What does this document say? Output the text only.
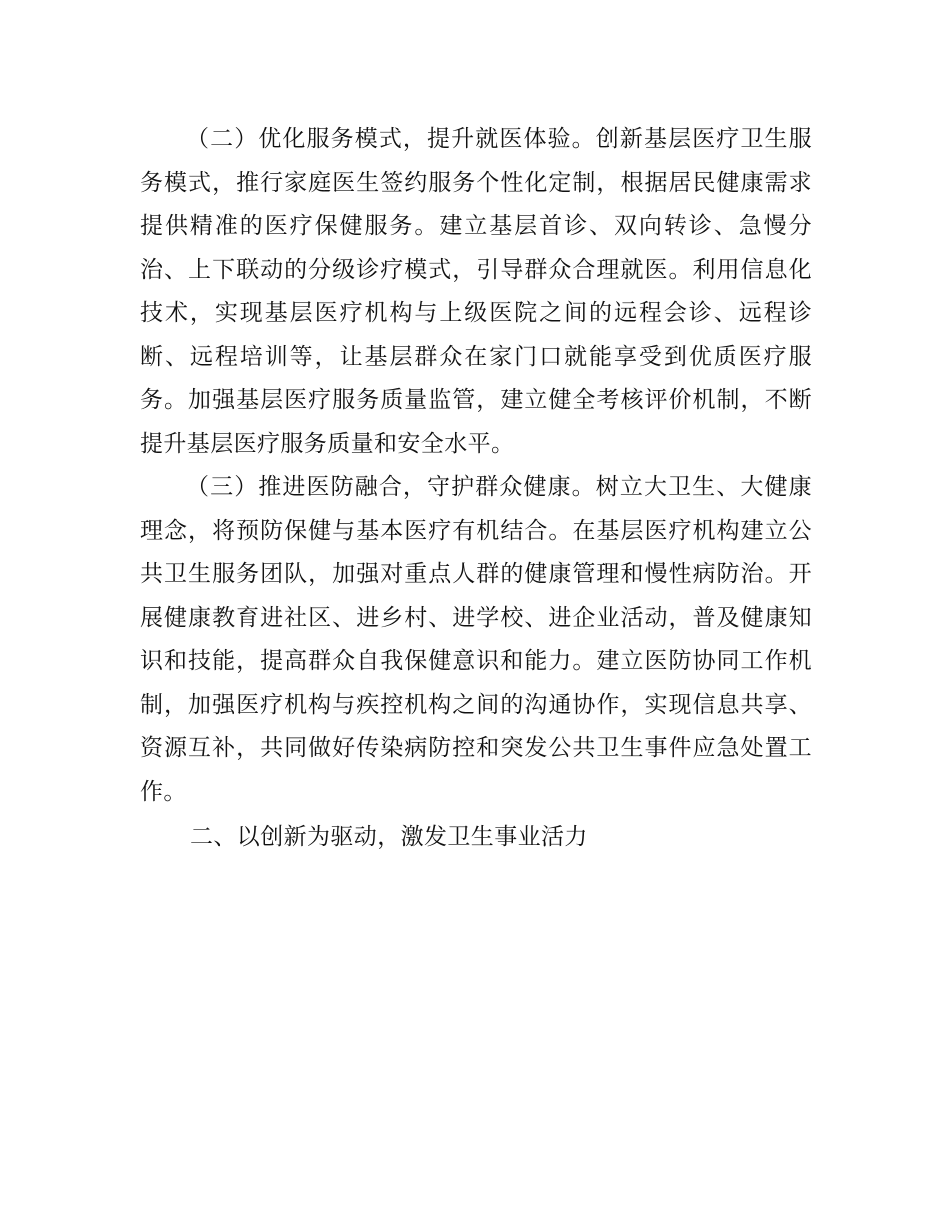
（二）优化服务模式，提升就医体验。创新基层医疗卫生服务模式，推行家庭医生签约服务个性化定制，根据居民健康需求提供精准的医疗保健服务。建立基层首诊、双向转诊、急慢分治、上下联动的分级诊疗模式，引导群众合理就医。利用信息化技术，实现基层医疗机构与上级医院之间的远程会诊、远程诊断、远程培训等，让基层群众在家门口就能享受到优质医疗服务。加强基层医疗服务质量监管，建立健全考核评价机制，不断提升基层医疗服务质量和安全水平。

（三）推进医防融合，守护群众健康。树立大卫生、大健康理念，将预防保健与基本医疗有机结合。在基层医疗机构建立公共卫生服务团队，加强对重点人群的健康管理和慢性病防治。开展健康教育进社区、进乡村、进学校、进企业活动，普及健康知识和技能，提高群众自我保健意识和能力。建立医防协同工作机制，加强医疗机构与疾控机构之间的沟通协作，实现信息共享、资源互补，共同做好传染病防控和突发公共卫生事件应急处置工作。

二、以创新为驱动，激发卫生事业活力
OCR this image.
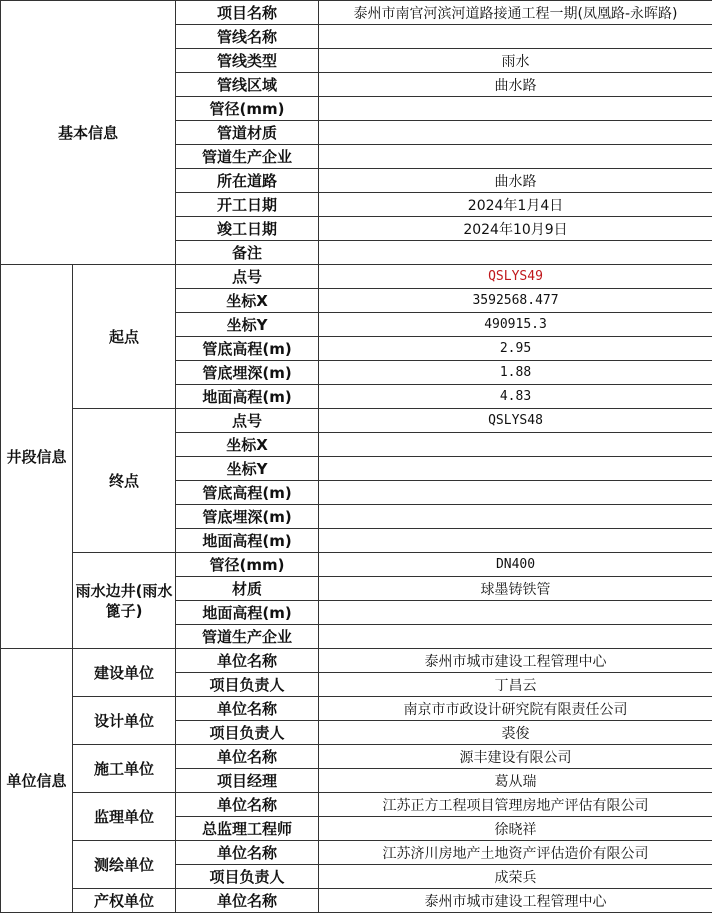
基本信息		项目名称	泰州市南官河滨河道路接通工程一期(凤凰路-永晖路)
		管线名称	
		管线类型	雨水
		管线区域	曲水路
		管径(mm)	
		管道材质	
		管道生产企业	
		所在道路	曲水路
		开工日期	2024年1月4日
		竣工日期	2024年10月9日
		备注	
井段信息	起点	点号	QSLYS49
		坐标X	3592568.477
		坐标Y	490915.3
		管底高程(m)	2.95
		管底埋深(m)	1.88
		地面高程(m)	4.83
	终点	点号	QSLYS48
		坐标X	
		坐标Y	
		管底高程(m)	
		管底埋深(m)	
		地面高程(m)	
	雨水边井(雨水篦子)	管径(mm)	DN400
		材质	球墨铸铁管
		地面高程(m)	
		管道生产企业	
单位信息	建设单位	单位名称	泰州市城市建设工程管理中心
		项目负责人	丁昌云
	设计单位	单位名称	南京市市政设计研究院有限责任公司
		项目负责人	裘俊
	施工单位	单位名称	源丰建设有限公司
		项目经理	葛从瑞
	监理单位	单位名称	江苏正方工程项目管理房地产评估有限公司
		总监理工程师	徐晓祥
	测绘单位	单位名称	江苏济川房地产土地资产评估造价有限公司
		项目负责人	成荣兵
	产权单位	单位名称	泰州市城市建设工程管理中心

__Exercise instructions__.
Exclude the pictures, and transcribe all of the material exactly.

__Response to this exercise__.
What does this document say? Output the text only.
（二）优化服务模式，提升就医体验。创新基层医疗卫生服务模式，推行家庭医生签约服务个性化定制，根据居民健康需求提供精准的医疗保健服务。建立基层首诊、双向转诊、急慢分治、上下联动的分级诊疗模式，引导群众合理就医。利用信息化技术，实现基层医疗机构与上级医院之间的远程会诊、远程诊断、远程培训等，让基层群众在家门口就能享受到优质医疗服务。加强基层医疗服务质量监管，建立健全考核评价机制，不断提升基层医疗服务质量和安全水平。

（三）推进医防融合，守护群众健康。树立大卫生、大健康理念，将预防保健与基本医疗有机结合。在基层医疗机构建立公共卫生服务团队，加强对重点人群的健康管理和慢性病防治。开展健康教育进社区、进乡村、进学校、进企业活动，普及健康知识和技能，提高群众自我保健意识和能力。建立医防协同工作机制，加强医疗机构与疾控机构之间的沟通协作，实现信息共享、资源互补，共同做好传染病防控和突发公共卫生事件应急处置工作。

二、以创新为驱动，激发卫生事业活力
OCR this image.
基本信息		项目名称	泰州市南官河滨河道路接通工程一期(凤凰路-永晖路)
		管线名称	
		管线类型	雨水
		管线区域	曲水路
		管径(mm)	
		管道材质	
		管道生产企业	
		所在道路	曲水路
		开工日期	2024年1月4日
		竣工日期	2024年10月9日
		备注	
井段信息	起点	点号	QSLYS49
		坐标X	3592568.477
		坐标Y	490915.3
		管底高程(m)	2.95
		管底埋深(m)	1.88
		地面高程(m)	4.83
	终点	点号	QSLYS48
		坐标X	
		坐标Y	
		管底高程(m)	
		管底埋深(m)	
		地面高程(m)	
	雨水边井(雨水篦子)	管径(mm)	DN400
		材质	球墨铸铁管
		地面高程(m)	
		管道生产企业	
单位信息	建设单位	单位名称	泰州市城市建设工程管理中心
		项目负责人	丁昌云
	设计单位	单位名称	南京市市政设计研究院有限责任公司
		项目负责人	裘俊
	施工单位	单位名称	源丰建设有限公司
		项目经理	葛从瑞
	监理单位	单位名称	江苏正方工程项目管理房地产评估有限公司
		总监理工程师	徐晓祥
	测绘单位	单位名称	江苏济川房地产土地资产评估造价有限公司
		项目负责人	成荣兵
	产权单位	单位名称	泰州市城市建设工程管理中心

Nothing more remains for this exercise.